(Collected data entries):

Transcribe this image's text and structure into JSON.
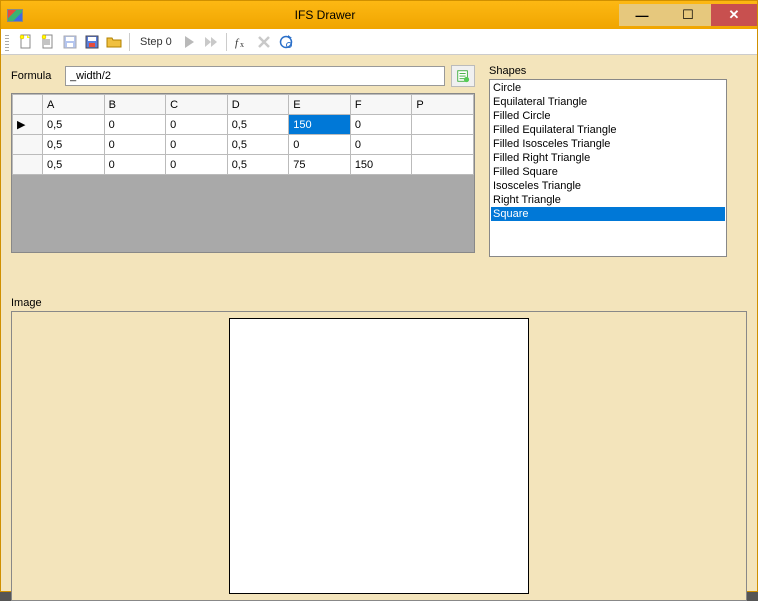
{
  "window": {
    "title": "IFS Drawer"
  },
  "toolbar": {
    "step_label": "Step 0",
    "icons": {
      "new": "new-doc-icon",
      "open": "open-doc-icon",
      "save": "save-icon",
      "saveimg": "save-image-icon",
      "folder": "folder-icon",
      "play": "play-icon",
      "ff": "fast-forward-icon",
      "fx": "fx-icon",
      "delete": "delete-icon",
      "refresh": "refresh-icon"
    }
  },
  "formula": {
    "label": "Formula",
    "value": "_width/2"
  },
  "grid": {
    "columns": [
      "A",
      "B",
      "C",
      "D",
      "E",
      "F",
      "P"
    ],
    "rows": [
      {
        "indicator": "▶",
        "cells": [
          "0,5",
          "0",
          "0",
          "0,5",
          "150",
          "0",
          ""
        ],
        "selected_col": 4
      },
      {
        "indicator": "",
        "cells": [
          "0,5",
          "0",
          "0",
          "0,5",
          "0",
          "0",
          ""
        ]
      },
      {
        "indicator": "",
        "cells": [
          "0,5",
          "0",
          "0",
          "0,5",
          "75",
          "150",
          ""
        ]
      }
    ]
  },
  "shapes": {
    "label": "Shapes",
    "items": [
      "Circle",
      "Equilateral Triangle",
      "Filled Circle",
      "Filled Equilateral Triangle",
      "Filled Isosceles Triangle",
      "Filled Right Triangle",
      "Filled Square",
      "Isosceles Triangle",
      "Right Triangle",
      "Square"
    ],
    "selected_index": 9
  },
  "image": {
    "label": "Image"
  }
}
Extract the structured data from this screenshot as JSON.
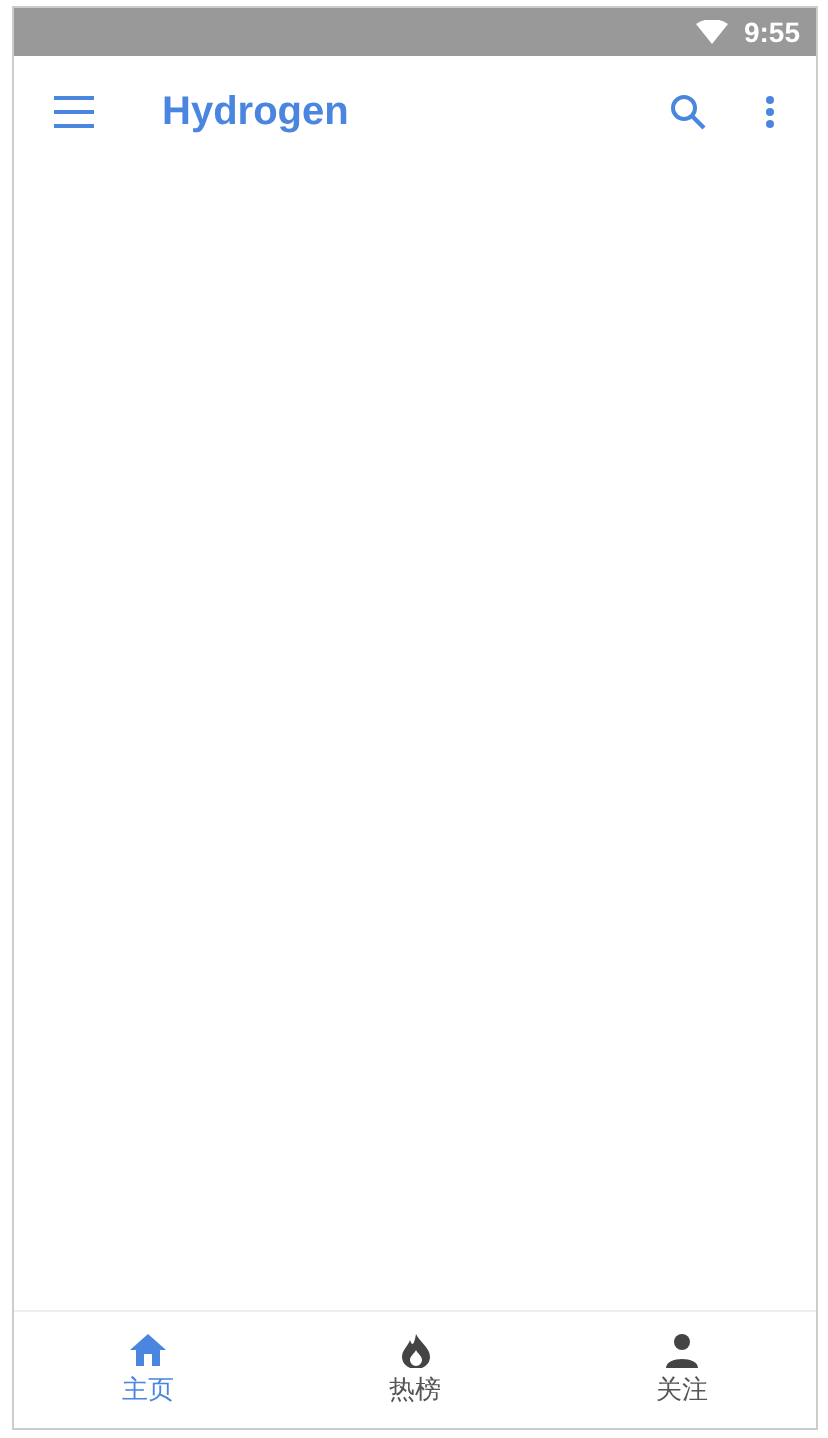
{
  "status_bar": {
    "time": "9:55"
  },
  "app_bar": {
    "title": "Hydrogen"
  },
  "bottom_nav": [
    {
      "kind": "home",
      "label": "主页",
      "selected": true
    },
    {
      "kind": "hot",
      "label": "热榜",
      "selected": false
    },
    {
      "kind": "follow",
      "label": "关注",
      "selected": false
    }
  ]
}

(Problem requirements): Without including any picture, retype the entries exactly.

(Full solution):
Transcribe this image's text and structure into JSON.
{
  "window": {
    "title": "IFS Drawer"
  },
  "toolbar": {
    "step_label": "Step 0",
    "icons": {
      "new": "new-doc-icon",
      "open": "open-doc-icon",
      "save": "save-icon",
      "saveimg": "save-image-icon",
      "folder": "folder-icon",
      "play": "play-icon",
      "ff": "fast-forward-icon",
      "fx": "fx-icon",
      "delete": "delete-icon",
      "refresh": "refresh-icon"
    }
  },
  "formula": {
    "label": "Formula",
    "value": "_width/2"
  },
  "grid": {
    "columns": [
      "A",
      "B",
      "C",
      "D",
      "E",
      "F",
      "P"
    ],
    "rows": [
      {
        "indicator": "▶",
        "cells": [
          "0,5",
          "0",
          "0",
          "0,5",
          "150",
          "0",
          ""
        ],
        "selected_col": 4
      },
      {
        "indicator": "",
        "cells": [
          "0,5",
          "0",
          "0",
          "0,5",
          "0",
          "0",
          ""
        ]
      },
      {
        "indicator": "",
        "cells": [
          "0,5",
          "0",
          "0",
          "0,5",
          "75",
          "150",
          ""
        ]
      }
    ]
  },
  "shapes": {
    "label": "Shapes",
    "items": [
      "Circle",
      "Equilateral Triangle",
      "Filled Circle",
      "Filled Equilateral Triangle",
      "Filled Isosceles Triangle",
      "Filled Right Triangle",
      "Filled Square",
      "Isosceles Triangle",
      "Right Triangle",
      "Square"
    ],
    "selected_index": 9
  },
  "image": {
    "label": "Image"
  }
}
Extract the structured data from this screenshot as JSON.
{
  "status_bar": {
    "time": "9:55"
  },
  "app_bar": {
    "title": "Hydrogen"
  },
  "bottom_nav": [
    {
      "kind": "home",
      "label": "主页",
      "selected": true
    },
    {
      "kind": "hot",
      "label": "热榜",
      "selected": false
    },
    {
      "kind": "follow",
      "label": "关注",
      "selected": false
    }
  ]
}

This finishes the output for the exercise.